Dataset items:
......
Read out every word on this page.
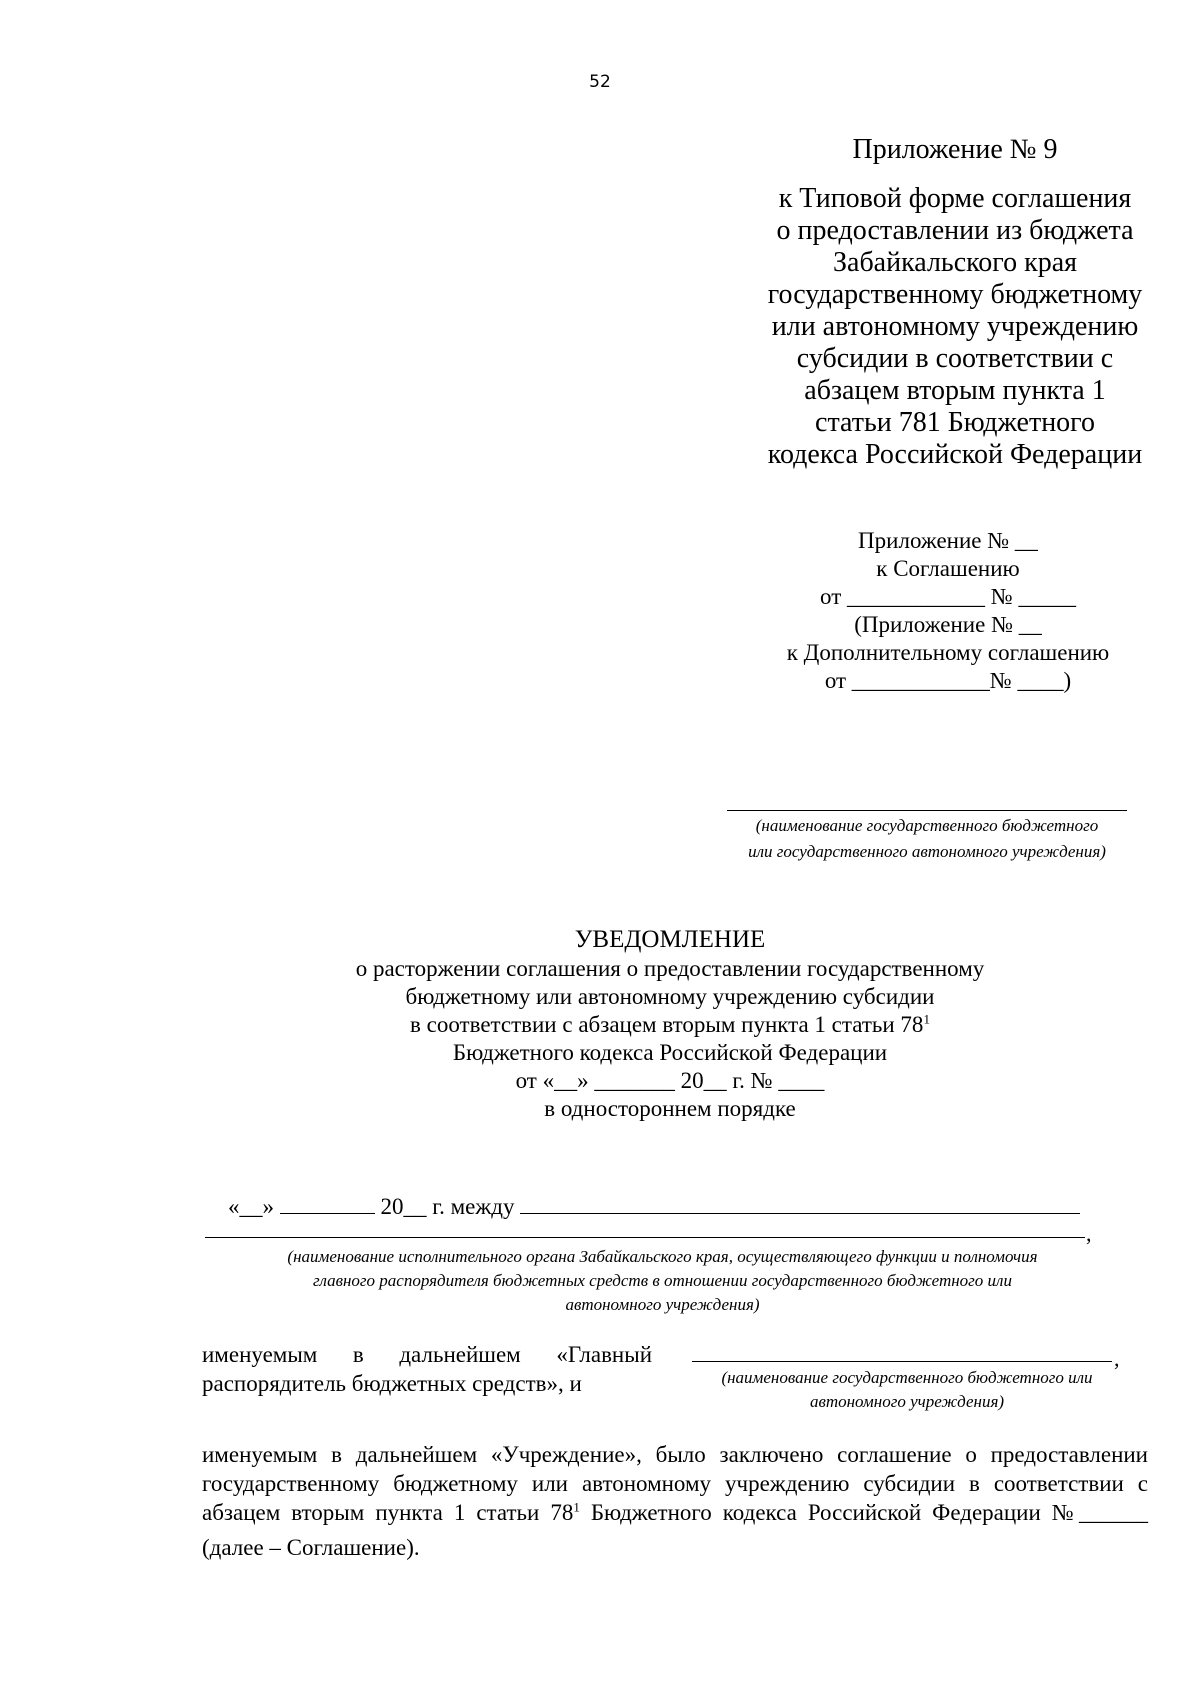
52
Приложение № 9
к Типовой форме соглашения
о предоставлении из бюджета
Забайкальского края
государственному бюджетному
или автономному учреждению
субсидии в соответствии с
абзацем вторым пункта 1
статьи 781 Бюджетного
кодекса Российской Федерации
Приложение № __
к Соглашению
от ____________ № _____
(Приложение № __
к Дополнительному соглашению
от ____________№ ____)
(наименование государственного бюджетного
или государственного автономного учреждения)
УВЕДОМЛЕНИЕ
о расторжении соглашения о предоставлении государственному
бюджетному или автономному учреждению субсидии
в соответствии с абзацем вторым пункта 1 статьи $78^1$
Бюджетного кодекса Российской Федерации
от «__» _______ 20__ г. № ____
в одностороннем порядке
«__»	20__ г. между
,
(наименование исполнительного органа Забайкальского края, осуществляющего функции и полномочия
главного распорядителя бюджетных средств в отношении государственного бюджетного или
автономного учреждения)
именуемым в дальнейшем «Главный
распорядитель бюджетных средств», и
,
(наименование государственного бюджетного или
автономного учреждения)
именуемым в дальнейшем «Учреждение», было заключено соглашение о предоставлении
государственному бюджетному или автономному учреждению субсидии в соответствии с
абзацем вторым пункта 1 статьи $78^1$ Бюджетного кодекса Российской Федерации №______
(далее – Соглашение).
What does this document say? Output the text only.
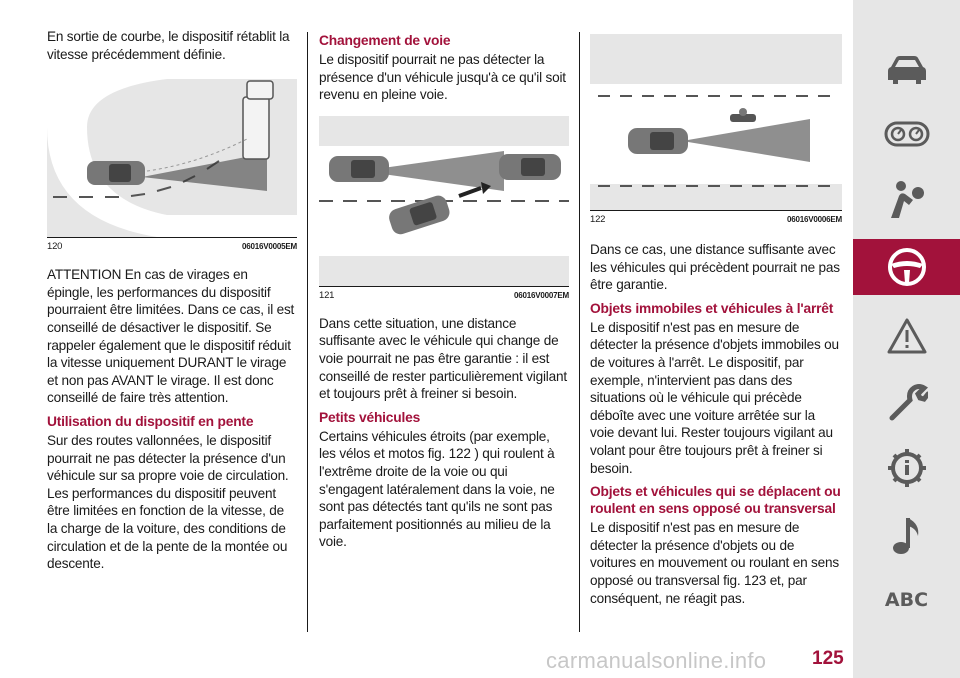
En sortie de courbe, le dispositif rétablit la vitesse précédemment définie.

120	06016V0005EM

ATTENTION En cas de virages en épingle, les performances du dispositif pourraient être limitées. Dans ce cas, il est conseillé de désactiver le dispositif. Se rappeler également que le dispositif réduit la vitesse uniquement DURANT le virage et non pas AVANT le virage. Il est donc conseillé de faire très attention.

Utilisation du dispositif en pente

Sur des routes vallonnées, le dispositif pourrait ne pas détecter la présence d'un véhicule sur sa propre voie de circulation. Les performances du dispositif peuvent être limitées en fonction de la vitesse, de la charge de la voiture, des conditions de circulation et de la pente de la montée ou descente.

Changement de voie

Le dispositif pourrait ne pas détecter la présence d'un véhicule jusqu'à ce qu'il soit revenu en pleine voie.

121	06016V0007EM

Dans cette situation, une distance suffisante avec le véhicule qui change de voie pourrait ne pas être garantie : il est conseillé de rester particulièrement vigilant et toujours prêt à freiner si besoin.

Petits véhicules

Certains véhicules étroits (par exemple, les vélos et motos fig. 122 ) qui roulent à l'extrême droite de la voie ou qui s'engagent latéralement dans la voie, ne sont pas détectés tant qu'ils ne sont pas parfaitement positionnés au milieu de la voie.

122	06016V0006EM

Dans ce cas, une distance suffisante avec les véhicules qui précèdent pourrait ne pas être garantie.

Objets immobiles et véhicules à l'arrêt

Le dispositif n'est pas en mesure de détecter la présence d'objets immobiles ou de voitures à l'arrêt. Le dispositif, par exemple, n'intervient pas dans des situations où le véhicule qui précède déboîte avec une voiture arrêtée sur la voie devant lui. Rester toujours vigilant au volant pour être toujours prêt à freiner si besoin.

Objets et véhicules qui se déplacent ou roulent en sens opposé ou transversal

Le dispositif n'est pas en mesure de détecter la présence d'objets ou de voitures en mouvement ou roulant en sens opposé ou transversal fig. 123 et, par conséquent, ne réagit pas.	ABC
carmanualsonline.info 125
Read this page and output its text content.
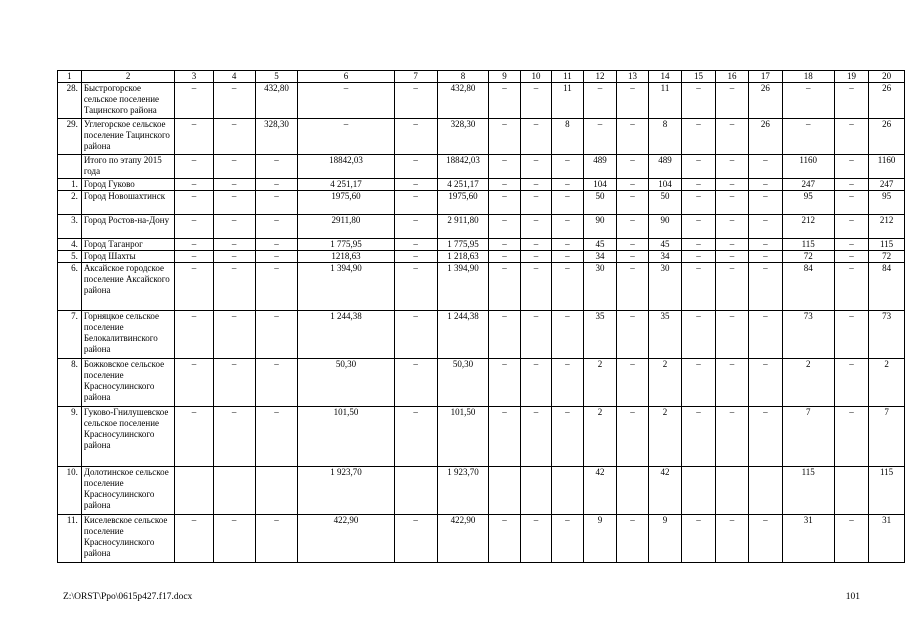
1	2	3	4	5	6	7	8	9	10	11	12	13	14	15	16	17	18	19	20
28.	Быстрогорское сельское поселение Тацинского района	–	–	432,80	–	–	432,80	–	–	11	–	–	11	–	–	26	–	–	26
29.	Углегорское сельское поселение Тацинского района	–	–	328,30	–	–	328,30	–	–	8	–	–	8	–	–	26	–	–	26
	Итого по этапу 2015 года	–	–	–	18842,03	–	18842,03	–	–	–	489	–	489	–	–	–	1160	–	1160
1.	Город Гуково	–	–	–	4 251,17	–	4 251,17	–	–	–	104	–	104	–	–	–	247	–	247
2.	Город Новошахтинск	–	–	–	1975,60	–	1975,60	–	–	–	50	–	50	–	–	–	95	–	95
3.	Город Ростов-на-Дону	–	–	–	2911,80	–	2 911,80	–	–	–	90	–	90	–	–	–	212	–	212
4.	Город Таганрог	–	–	–	1 775,95	–	1 775,95	–	–	–	45	–	45	–	–	–	115	–	115
5.	Город Шахты	–	–	–	1218,63	–	1 218,63	–	–	–	34	–	34	–	–	–	72	–	72
6.	Аксайское городское поселение Аксайского района	–	–	–	1 394,90	–	1 394,90	–	–	–	30	–	30	–	–	–	84	–	84
7.	Горняцкое сельское поселение Белокалитвинского района	–	–	–	1 244,38	–	1 244,38	–	–	–	35	–	35	–	–	–	73	–	73
8.	Божковское сельское поселение Красносулинского района	–	–	–	50,30	–	50,30	–	–	–	2	–	2	–	–	–	2	–	2
9.	Гуково-Гнилушевское сельское поселение Красносулинского района	–	–	–	101,50	–	101,50	–	–	–	2	–	2	–	–	–	7	–	7
10.	Долотинское сельское поселение Красносулинского района				1 923,70		1 923,70				42		42				115		115
11.	Киселевское сельское поселение Красносулинского района	–	–	–	422,90	–	422,90	–	–	–	9	–	9	–	–	–	31	–	31
Z:\ORST\Ppo\0615p427.f17.docx	101
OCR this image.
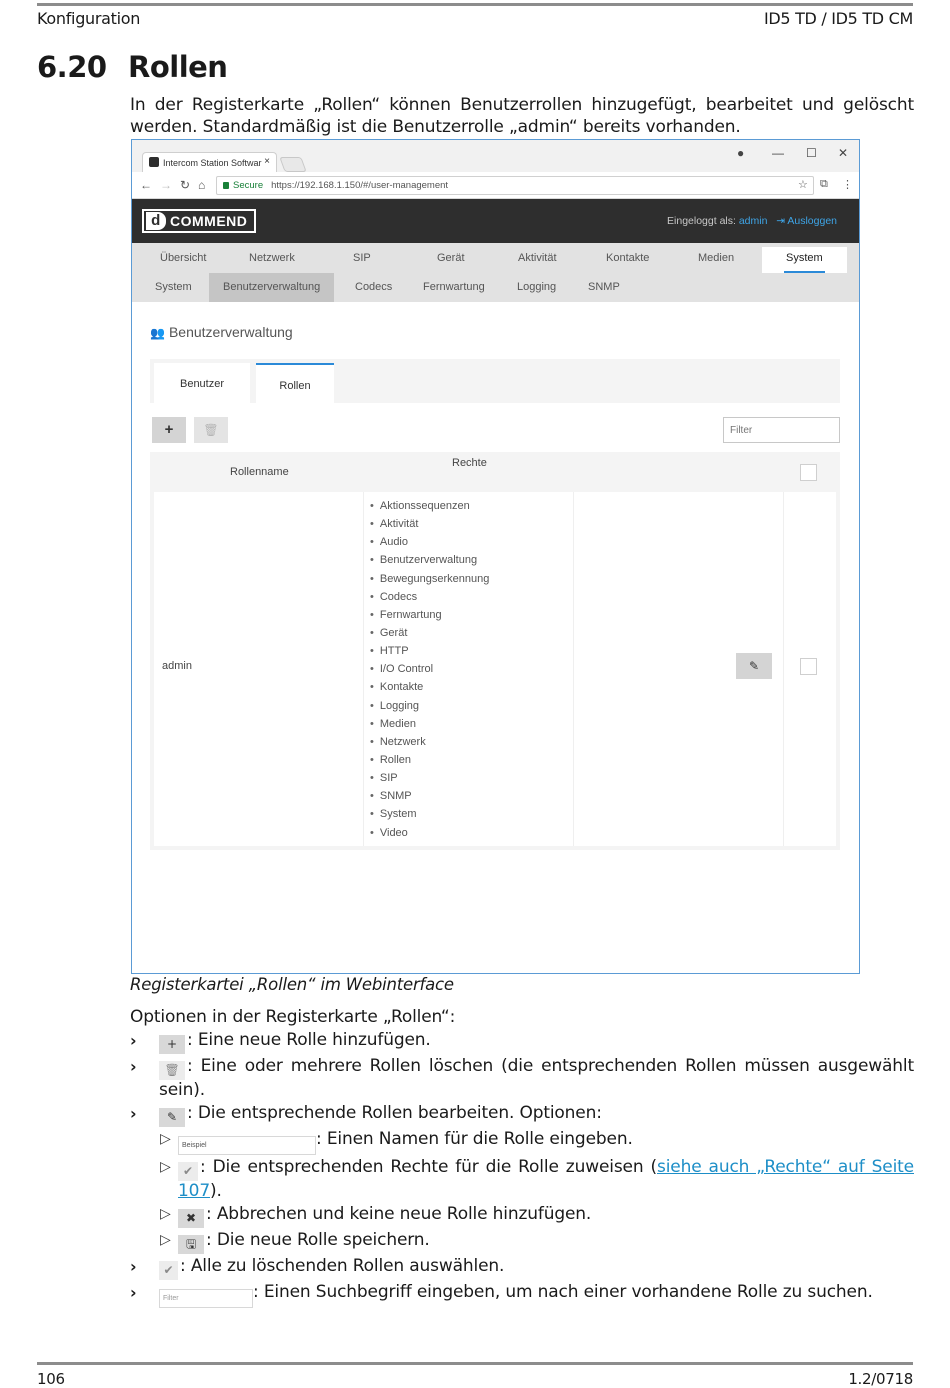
Konfiguration	ID5 TD / ID5 TD CM
6.20 Rollen

In der Registerkarte „Rollen“ können Benutzerrollen hinzugefügt, bearbeitet und gelöscht werden. Standardmäßig ist die Benutzerrolle „admin“ bereits vorhanden.

Intercom Station Softwar ×
● — ☐ ✕
← → ↻ ⌂	Secure https://192.168.1.150/#/user-management	☆ ⧉ ⋮
d COMMEND	Eingeloggt als: admin ⇥ Ausloggen
Übersicht	Netzwerk	SIP	Gerät	Aktivität	Kontakte	Medien	System
System	Benutzerverwaltung	Codecs	Fernwartung	Logging	SNMP
👥 Benutzerverwaltung
Benutzer	Rollen
+	🗑
Filter
Rollenname
Rechte
admin
• Aktionssequenzen
• Aktivität
• Audio
• Benutzerverwaltung
• Bewegungserkennung
• Codecs
• Fernwartung
• Gerät
• HTTP
• I/O Control
• Kontakte
• Logging
• Medien
• Netzwerk
• Rollen
• SIP
• SNMP
• System
• Video
✎
Registerkartei „Rollen“ im Webinterface
Optionen in der Registerkarte „Rollen“:
›	+ : Eine neue Rolle hinzufügen.
› 🗑 : Eine oder mehrere Rollen löschen (die entsprechenden Rollen müssen ausgewählt sein).
›	✎ : Die entsprechende Rollen bearbeiten. Optionen:
▷ Beispiel	: Einen Namen für die Rolle eingeben.
▷ ✔ : Die entsprechenden Rechte für die Rolle zuweisen (siehe auch „Rechte“ auf Seite 107).
▷ ✖ : Abbrechen und keine neue Rolle hinzufügen.
▷ 🖫 : Die neue Rolle speichern.
› ✔ : Alle zu löschenden Rollen auswählen.
›	Filter	: Einen Suchbegriff eingeben, um nach einer vorhandene Rolle zu suchen.
106	1.2/0718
......
Job:
Which lines contain "pourrait"? Show each of them.

Response:
Sur des routes vallonnées, le dispositif pourrait ne pas détecter la présence d'un véhicule sur sa propre voie de circulation. Les performances du dispositif peuvent être limitées en fonction de la vitesse, de la charge de la voiture, des conditions de circulation et de la pente de la montée ou descente.
Le dispositif pourrait ne pas détecter la présence d'un véhicule jusqu'à ce qu'il soit revenu en pleine voie.
Dans cette situation, une distance suffisante avec le véhicule qui change de voie pourrait ne pas être garantie : il est conseillé de rester particulièrement vigilant et toujours prêt à freiner si besoin.
Dans ce cas, une distance suffisante avec les véhicules qui précèdent pourrait ne pas être garantie.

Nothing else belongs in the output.